▶ Description of the task:
Only lines holding the string "this" are wanted; copy each one from the material.

##### Source data

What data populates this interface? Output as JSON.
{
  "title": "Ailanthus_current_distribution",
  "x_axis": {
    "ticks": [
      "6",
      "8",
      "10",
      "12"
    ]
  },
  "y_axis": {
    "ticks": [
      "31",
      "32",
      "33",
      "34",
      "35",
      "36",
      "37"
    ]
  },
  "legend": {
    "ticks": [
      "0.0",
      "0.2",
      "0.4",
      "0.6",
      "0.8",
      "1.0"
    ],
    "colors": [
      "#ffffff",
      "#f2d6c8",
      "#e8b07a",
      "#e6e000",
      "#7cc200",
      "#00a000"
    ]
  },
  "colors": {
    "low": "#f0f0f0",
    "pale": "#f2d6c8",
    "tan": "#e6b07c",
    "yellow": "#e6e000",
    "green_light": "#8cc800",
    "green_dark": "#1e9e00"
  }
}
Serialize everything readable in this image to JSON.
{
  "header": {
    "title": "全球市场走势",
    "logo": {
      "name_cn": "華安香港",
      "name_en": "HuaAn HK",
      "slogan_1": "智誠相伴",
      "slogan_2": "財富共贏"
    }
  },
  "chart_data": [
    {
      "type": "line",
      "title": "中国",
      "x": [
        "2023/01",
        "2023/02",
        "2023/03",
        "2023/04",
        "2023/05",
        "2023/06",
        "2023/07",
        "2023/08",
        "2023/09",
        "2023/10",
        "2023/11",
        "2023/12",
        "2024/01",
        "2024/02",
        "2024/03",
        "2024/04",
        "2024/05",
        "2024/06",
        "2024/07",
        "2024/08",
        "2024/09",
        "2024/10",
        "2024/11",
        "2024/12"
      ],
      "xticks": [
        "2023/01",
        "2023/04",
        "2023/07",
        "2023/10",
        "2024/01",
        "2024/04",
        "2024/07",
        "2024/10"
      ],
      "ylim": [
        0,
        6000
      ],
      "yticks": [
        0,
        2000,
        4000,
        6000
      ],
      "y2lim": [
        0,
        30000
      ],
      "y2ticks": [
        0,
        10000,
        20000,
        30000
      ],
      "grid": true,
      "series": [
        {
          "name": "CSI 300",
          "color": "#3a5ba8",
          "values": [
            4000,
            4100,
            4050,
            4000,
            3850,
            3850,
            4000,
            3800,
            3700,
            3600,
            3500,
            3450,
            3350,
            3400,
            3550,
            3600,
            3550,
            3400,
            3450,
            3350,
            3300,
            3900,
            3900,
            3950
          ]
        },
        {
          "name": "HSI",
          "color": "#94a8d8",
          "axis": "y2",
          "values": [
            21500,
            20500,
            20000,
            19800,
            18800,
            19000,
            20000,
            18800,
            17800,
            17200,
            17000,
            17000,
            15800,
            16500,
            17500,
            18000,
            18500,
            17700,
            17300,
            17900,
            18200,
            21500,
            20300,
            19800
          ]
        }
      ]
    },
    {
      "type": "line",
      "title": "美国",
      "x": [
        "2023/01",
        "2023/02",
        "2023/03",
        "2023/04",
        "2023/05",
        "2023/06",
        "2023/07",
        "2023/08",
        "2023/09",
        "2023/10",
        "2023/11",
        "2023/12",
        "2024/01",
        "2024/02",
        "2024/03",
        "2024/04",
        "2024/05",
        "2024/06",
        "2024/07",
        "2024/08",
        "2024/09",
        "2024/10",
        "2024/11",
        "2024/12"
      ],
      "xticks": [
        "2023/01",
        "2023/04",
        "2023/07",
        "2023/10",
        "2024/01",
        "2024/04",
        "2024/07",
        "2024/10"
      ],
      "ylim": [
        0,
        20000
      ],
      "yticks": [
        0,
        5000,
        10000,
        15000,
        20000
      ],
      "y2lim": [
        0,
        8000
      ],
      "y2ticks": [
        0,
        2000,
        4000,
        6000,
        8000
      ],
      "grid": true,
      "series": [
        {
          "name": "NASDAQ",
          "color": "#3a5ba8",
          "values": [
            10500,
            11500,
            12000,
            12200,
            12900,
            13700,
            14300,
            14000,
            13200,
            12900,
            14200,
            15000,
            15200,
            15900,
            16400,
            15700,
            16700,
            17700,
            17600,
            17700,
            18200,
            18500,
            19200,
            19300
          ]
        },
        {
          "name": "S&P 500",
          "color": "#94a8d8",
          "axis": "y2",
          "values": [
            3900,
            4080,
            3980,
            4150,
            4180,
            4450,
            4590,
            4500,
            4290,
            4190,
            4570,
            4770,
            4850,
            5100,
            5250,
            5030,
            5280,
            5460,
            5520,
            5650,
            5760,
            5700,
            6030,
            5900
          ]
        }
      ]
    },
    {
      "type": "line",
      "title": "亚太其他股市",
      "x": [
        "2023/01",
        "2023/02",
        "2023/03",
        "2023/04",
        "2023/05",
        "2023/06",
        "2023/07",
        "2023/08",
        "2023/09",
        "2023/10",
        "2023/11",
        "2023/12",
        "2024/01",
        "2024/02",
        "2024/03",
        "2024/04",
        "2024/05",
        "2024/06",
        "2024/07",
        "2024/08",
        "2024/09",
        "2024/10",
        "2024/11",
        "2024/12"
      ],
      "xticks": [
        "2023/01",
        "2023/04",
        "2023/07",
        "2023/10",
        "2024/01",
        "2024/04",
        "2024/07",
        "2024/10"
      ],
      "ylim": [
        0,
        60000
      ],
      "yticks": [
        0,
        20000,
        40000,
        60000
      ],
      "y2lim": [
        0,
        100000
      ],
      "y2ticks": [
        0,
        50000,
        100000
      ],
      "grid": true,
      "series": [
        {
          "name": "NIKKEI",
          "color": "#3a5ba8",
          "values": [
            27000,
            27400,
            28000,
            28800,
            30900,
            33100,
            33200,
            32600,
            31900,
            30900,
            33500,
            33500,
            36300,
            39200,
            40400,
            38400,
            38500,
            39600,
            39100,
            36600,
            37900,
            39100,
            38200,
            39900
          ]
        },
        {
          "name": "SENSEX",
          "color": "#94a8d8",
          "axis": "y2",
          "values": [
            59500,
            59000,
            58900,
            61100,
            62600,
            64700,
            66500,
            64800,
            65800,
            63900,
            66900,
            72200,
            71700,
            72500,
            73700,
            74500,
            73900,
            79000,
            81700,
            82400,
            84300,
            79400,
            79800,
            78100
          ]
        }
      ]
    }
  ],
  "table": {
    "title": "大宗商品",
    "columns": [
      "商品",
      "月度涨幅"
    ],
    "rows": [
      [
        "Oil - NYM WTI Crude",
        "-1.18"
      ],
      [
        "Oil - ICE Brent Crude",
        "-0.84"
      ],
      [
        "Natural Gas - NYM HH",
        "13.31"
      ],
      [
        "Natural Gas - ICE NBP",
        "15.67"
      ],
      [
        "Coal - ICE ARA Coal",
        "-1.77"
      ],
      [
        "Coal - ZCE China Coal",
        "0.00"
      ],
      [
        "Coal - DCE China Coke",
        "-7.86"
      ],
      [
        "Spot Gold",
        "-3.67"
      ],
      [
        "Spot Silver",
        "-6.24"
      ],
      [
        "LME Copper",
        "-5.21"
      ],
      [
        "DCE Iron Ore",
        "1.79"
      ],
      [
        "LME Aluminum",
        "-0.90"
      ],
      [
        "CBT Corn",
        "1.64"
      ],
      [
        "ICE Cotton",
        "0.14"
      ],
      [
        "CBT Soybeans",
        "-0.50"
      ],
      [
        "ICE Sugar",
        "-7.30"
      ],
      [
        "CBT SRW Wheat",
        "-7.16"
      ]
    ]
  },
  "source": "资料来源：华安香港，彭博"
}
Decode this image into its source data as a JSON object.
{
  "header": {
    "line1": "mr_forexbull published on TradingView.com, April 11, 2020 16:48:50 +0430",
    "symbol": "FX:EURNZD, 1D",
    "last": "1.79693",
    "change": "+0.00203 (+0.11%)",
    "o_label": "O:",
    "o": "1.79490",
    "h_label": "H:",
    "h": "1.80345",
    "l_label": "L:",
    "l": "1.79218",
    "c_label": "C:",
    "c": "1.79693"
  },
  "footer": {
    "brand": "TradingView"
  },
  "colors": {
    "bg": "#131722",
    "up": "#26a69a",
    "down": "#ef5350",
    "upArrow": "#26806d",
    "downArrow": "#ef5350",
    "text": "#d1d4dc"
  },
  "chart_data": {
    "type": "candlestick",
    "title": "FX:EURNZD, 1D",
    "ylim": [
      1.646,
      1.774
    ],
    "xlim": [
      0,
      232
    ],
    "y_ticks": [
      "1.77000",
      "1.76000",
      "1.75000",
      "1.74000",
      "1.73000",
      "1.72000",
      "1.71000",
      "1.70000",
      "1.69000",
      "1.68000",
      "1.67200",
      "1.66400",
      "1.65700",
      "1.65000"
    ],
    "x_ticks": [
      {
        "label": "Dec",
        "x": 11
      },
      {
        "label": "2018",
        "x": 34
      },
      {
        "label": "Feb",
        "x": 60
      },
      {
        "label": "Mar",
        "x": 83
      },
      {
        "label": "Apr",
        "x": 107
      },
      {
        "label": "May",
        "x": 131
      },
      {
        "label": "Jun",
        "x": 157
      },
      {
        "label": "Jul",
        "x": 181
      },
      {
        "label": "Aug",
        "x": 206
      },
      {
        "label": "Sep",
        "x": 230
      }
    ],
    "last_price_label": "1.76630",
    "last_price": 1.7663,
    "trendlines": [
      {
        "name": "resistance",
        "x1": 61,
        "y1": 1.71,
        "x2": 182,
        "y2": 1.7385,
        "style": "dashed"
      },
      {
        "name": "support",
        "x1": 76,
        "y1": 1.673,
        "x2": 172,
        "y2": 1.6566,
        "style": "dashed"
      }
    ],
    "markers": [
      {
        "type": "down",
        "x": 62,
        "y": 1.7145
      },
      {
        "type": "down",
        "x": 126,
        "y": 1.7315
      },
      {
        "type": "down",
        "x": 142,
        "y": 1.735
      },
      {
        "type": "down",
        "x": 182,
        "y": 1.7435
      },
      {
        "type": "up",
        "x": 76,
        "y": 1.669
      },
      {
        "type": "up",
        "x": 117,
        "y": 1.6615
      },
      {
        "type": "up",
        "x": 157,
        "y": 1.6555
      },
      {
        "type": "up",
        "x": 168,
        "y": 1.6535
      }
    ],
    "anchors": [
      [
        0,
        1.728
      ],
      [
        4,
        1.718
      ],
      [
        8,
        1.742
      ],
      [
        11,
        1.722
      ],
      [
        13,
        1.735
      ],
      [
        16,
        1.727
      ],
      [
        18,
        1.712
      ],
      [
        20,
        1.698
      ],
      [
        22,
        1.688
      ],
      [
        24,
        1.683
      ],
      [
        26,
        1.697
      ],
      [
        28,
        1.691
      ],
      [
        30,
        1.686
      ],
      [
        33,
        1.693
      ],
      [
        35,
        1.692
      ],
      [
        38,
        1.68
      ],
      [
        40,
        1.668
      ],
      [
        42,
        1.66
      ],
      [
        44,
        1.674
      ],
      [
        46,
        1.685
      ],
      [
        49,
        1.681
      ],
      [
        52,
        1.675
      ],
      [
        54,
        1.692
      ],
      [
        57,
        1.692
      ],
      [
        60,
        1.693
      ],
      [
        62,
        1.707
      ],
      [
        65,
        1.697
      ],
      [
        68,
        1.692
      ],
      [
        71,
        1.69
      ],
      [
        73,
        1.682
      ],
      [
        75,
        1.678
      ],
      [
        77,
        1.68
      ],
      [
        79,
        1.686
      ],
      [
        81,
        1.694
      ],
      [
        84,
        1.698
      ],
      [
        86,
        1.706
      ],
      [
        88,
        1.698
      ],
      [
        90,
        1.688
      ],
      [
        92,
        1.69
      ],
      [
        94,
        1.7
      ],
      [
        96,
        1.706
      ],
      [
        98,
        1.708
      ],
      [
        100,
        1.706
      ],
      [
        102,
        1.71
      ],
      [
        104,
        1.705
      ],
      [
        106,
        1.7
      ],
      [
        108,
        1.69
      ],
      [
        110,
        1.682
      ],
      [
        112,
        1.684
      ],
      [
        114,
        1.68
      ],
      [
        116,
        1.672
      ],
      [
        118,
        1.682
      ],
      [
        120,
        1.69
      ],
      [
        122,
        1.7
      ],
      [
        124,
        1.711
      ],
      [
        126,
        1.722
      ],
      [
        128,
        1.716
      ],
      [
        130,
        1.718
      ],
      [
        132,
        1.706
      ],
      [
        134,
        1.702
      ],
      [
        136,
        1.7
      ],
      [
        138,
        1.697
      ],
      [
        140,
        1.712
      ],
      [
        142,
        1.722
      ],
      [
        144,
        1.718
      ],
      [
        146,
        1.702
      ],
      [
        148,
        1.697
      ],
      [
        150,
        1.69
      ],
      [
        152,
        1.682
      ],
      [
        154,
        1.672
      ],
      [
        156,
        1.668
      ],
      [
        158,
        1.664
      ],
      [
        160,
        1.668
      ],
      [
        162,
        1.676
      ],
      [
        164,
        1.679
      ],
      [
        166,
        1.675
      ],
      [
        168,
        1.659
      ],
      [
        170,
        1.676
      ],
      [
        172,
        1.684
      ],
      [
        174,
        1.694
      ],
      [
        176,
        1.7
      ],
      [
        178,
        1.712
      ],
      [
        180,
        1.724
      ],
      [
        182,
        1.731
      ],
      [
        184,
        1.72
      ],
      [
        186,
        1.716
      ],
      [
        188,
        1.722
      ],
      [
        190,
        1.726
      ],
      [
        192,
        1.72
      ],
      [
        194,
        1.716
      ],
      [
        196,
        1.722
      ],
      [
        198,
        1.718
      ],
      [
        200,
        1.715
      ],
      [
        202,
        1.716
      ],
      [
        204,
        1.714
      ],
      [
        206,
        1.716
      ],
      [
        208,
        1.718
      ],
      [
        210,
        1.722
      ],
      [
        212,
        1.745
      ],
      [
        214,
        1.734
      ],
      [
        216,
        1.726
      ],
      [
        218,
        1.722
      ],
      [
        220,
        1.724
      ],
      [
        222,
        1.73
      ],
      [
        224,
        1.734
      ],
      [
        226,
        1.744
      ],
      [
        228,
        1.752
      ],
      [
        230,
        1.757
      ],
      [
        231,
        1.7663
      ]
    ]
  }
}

##########

▶ Solution to the problem:
What data populates this interface? Output as JSON.
Serialize everything readable in this image to JSON.
Decode this image into its source data as a JSON object.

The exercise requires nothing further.